** YOUR INSTRUCTIONS **
Gather every line that includes the word "Incomplete", please.

————————

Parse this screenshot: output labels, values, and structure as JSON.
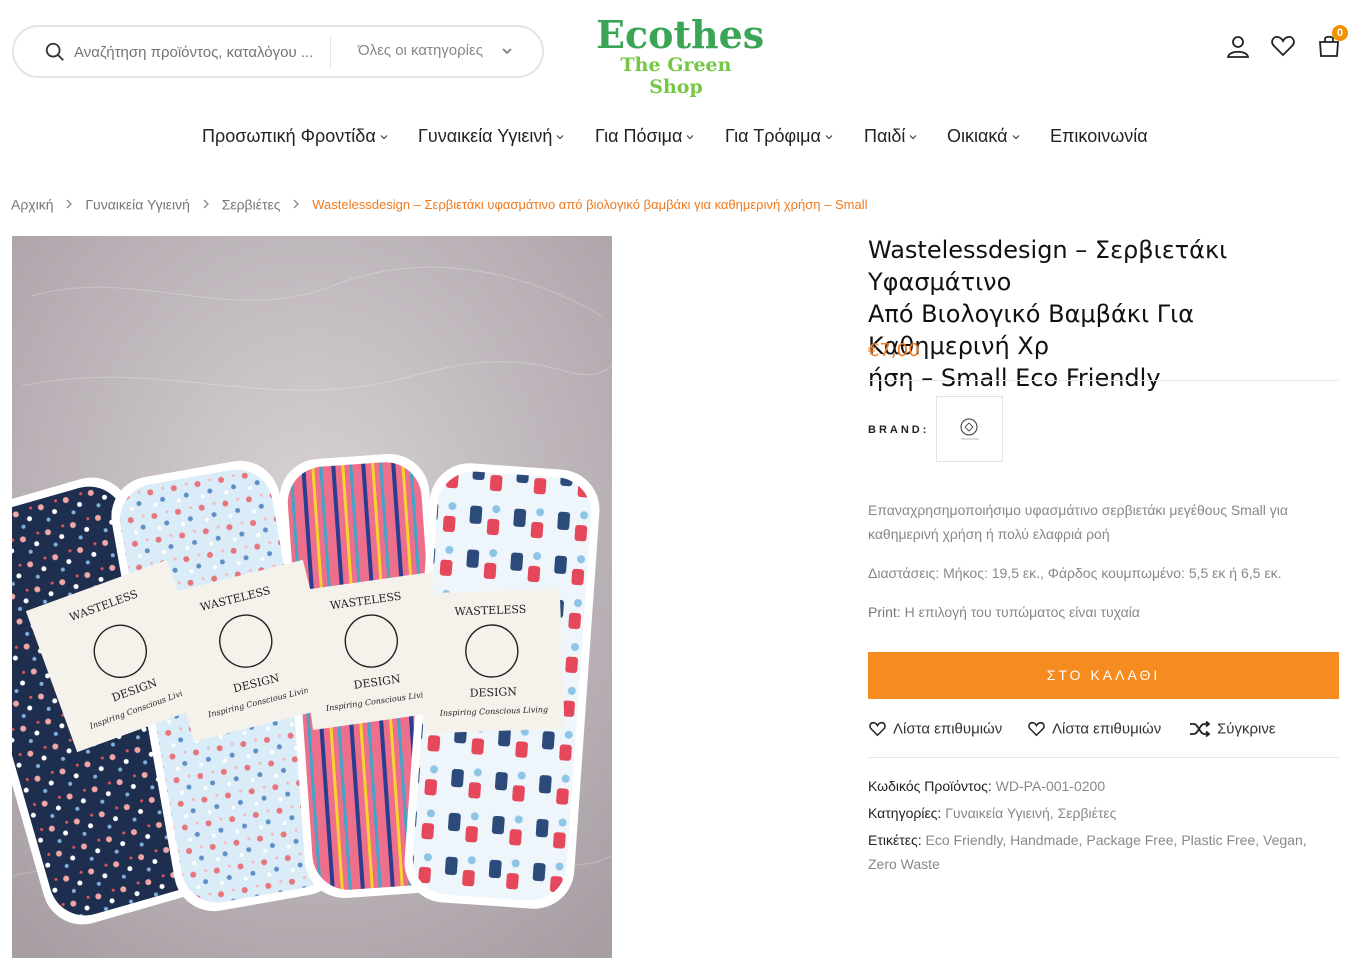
{
  "header": {
    "search": {
      "placeholder": "Αναζήτηση προϊόντος, καταλόγου ...",
      "category": "Όλες οι κατηγορίες"
    },
    "logo": {
      "line1": "Ecothes",
      "line2": "The Green Shop"
    },
    "cart_count": "0"
  },
  "nav": {
    "items": [
      {
        "label": "Προσωπική Φροντίδα"
      },
      {
        "label": "Γυναικεία Υγιεινή"
      },
      {
        "label": "Για Πόσιμα"
      },
      {
        "label": "Για Τρόφιμα"
      },
      {
        "label": "Παιδί"
      },
      {
        "label": "Οικιακά"
      },
      {
        "label": "Επικοινωνία"
      }
    ]
  },
  "breadcrumb": {
    "home": "Αρχική",
    "level1": "Γυναικεία Υγιεινή",
    "level2": "Σερβιέτες",
    "current": "Wastelessdesign – Σερβιετάκι υφασμάτινο από βιολογικό βαμβάκι για καθημερινή χρήση – Small"
  },
  "product": {
    "title_line1": "Wastelessdesign – Σερβιετάκι Υφασμάτινο",
    "title_line2": "Από Βιολογικό Βαμβάκι Για Καθημερινή Χρ",
    "title_line3": "ήση – Small Eco Friendly",
    "price": "€7,00",
    "brand_label": "BRAND:",
    "desc1_line1": "Επαναχρησημοποιήσιμο υφασμάτινο σερβιετάκι μεγέθους Small για",
    "desc1_line2": "καθημερινή χρήση ή πολύ ελαφριά ροή",
    "desc2": "Διαστάσεις: Μήκος: 19,5 εκ., Φάρδος κουμπωμένο: 5,5 εκ ή 6,5 εκ.",
    "print_label": "Print:",
    "print_value": "Η επιλογή του τυπώματος είναι τυχαία",
    "add_to_cart": "ΣΤΟ ΚΑΛΑΘΙ",
    "wishlist1": "Λίστα επιθυμιών",
    "wishlist2": "Λίστα επιθυμιών",
    "compare": "Σύγκρινε",
    "sku_label": "Κωδικός Προϊόντος:",
    "sku": "WD-PA-001-0200",
    "categories_label": "Κατηγορίες:",
    "categories": [
      "Γυναικεία Υγιεινή",
      "Σερβιέτες"
    ],
    "tags_label": "Ετικέτες:",
    "tags": [
      "Eco Friendly",
      "Handmade",
      "Package Free",
      "Plastic Free",
      "Vegan",
      "Zero Waste"
    ]
  },
  "image": {
    "band_text": [
      "WASTELESS",
      "DESIGN",
      "Inspiring Conscious Living"
    ]
  },
  "colors": {
    "accent": "#f68b1f",
    "price": "#ef7a1f",
    "logo_green": "#3aa655"
  }
}
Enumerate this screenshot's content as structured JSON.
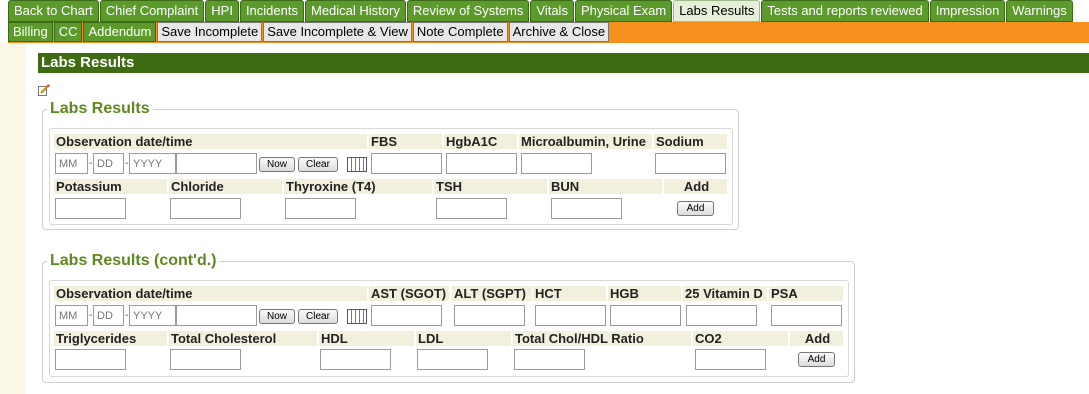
{
  "nav": {
    "tabs": [
      "Back to Chart",
      "Chief Complaint",
      "HPI",
      "Incidents",
      "Medical History",
      "Review of Systems",
      "Vitals",
      "Physical Exam",
      "Labs Results",
      "Tests and reports reviewed",
      "Impression",
      "Warnings"
    ],
    "active_tab": "Labs Results",
    "subtabs": [
      "Billing",
      "CC",
      "Addendum"
    ],
    "actions": [
      "Save Incomplete",
      "Save Incomplete & View",
      "Note Complete",
      "Archive & Close"
    ]
  },
  "page_title": "Labs Results",
  "colors": {
    "tab_green": "#5c9a2c",
    "title_bar": "#3f6b12",
    "orange_bar": "#f5901e",
    "legend_text": "#5c8a1e"
  },
  "date_placeholders": {
    "month": "MM",
    "day": "DD",
    "year": "YYYY"
  },
  "buttons": {
    "now": "Now",
    "clear": "Clear",
    "add": "Add"
  },
  "section1": {
    "legend": "Labs Results",
    "obs_label": "Observation date/time",
    "row1_fields": [
      "FBS",
      "HgbA1C",
      "Microalbumin, Urine",
      "Sodium"
    ],
    "row2_fields": [
      "Potassium",
      "Chloride",
      "Thyroxine (T4)",
      "TSH",
      "BUN"
    ],
    "add_label": "Add"
  },
  "section2": {
    "legend": "Labs Results (cont'd.)",
    "obs_label": "Observation date/time",
    "row1_fields": [
      "AST (SGOT)",
      "ALT (SGPT)",
      "HCT",
      "HGB",
      "25 Vitamin D",
      "PSA"
    ],
    "row2_fields": [
      "Triglycerides",
      "Total Cholesterol",
      "HDL",
      "LDL",
      "Total Chol/HDL Ratio",
      "CO2"
    ],
    "add_label": "Add"
  }
}
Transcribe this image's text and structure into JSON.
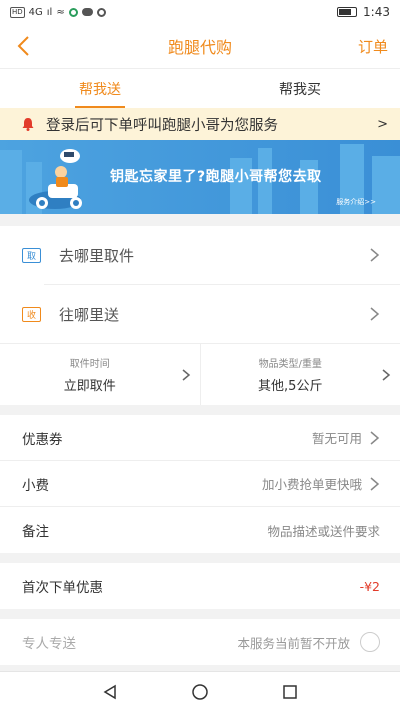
{
  "statusbar": {
    "left": [
      "HD",
      "4G",
      "ıl",
      "≈"
    ],
    "time": "1:43"
  },
  "header": {
    "title": "跑腿代购",
    "order_label": "订单"
  },
  "tabs": [
    {
      "label": "帮我送",
      "active": true
    },
    {
      "label": "帮我买",
      "active": false
    }
  ],
  "notice": {
    "text": "登录后可下单呼叫跑腿小哥为您服务",
    "arrow": ">"
  },
  "banner": {
    "headline": "钥匙忘家里了?跑腿小哥帮您去取",
    "sub": "服务介绍>>"
  },
  "addresses": [
    {
      "tag": "取",
      "text": "去哪里取件"
    },
    {
      "tag": "收",
      "text": "往哪里送"
    }
  ],
  "meta": [
    {
      "label": "取件时间",
      "value": "立即取件"
    },
    {
      "label": "物品类型/重量",
      "value": "其他,5公斤"
    }
  ],
  "options": {
    "coupon": {
      "label": "优惠券",
      "value": "暂无可用"
    },
    "tip": {
      "label": "小费",
      "value": "加小费抢单更快哦"
    },
    "note": {
      "label": "备注",
      "placeholder": "物品描述或送件要求"
    }
  },
  "first_order": {
    "label": "首次下单优惠",
    "value": "-¥2"
  },
  "dedicated": {
    "label": "专人专送",
    "value": "本服务当前暂不开放"
  },
  "colors": {
    "accent": "#f08a1c",
    "banner": "#3a8fd6",
    "notice_bg": "#fdf3d8",
    "discount": "#e23b2a"
  }
}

————————

** RESULT OF THE TASK **
      "Save Incomplete",
      "Save Incomplete & View",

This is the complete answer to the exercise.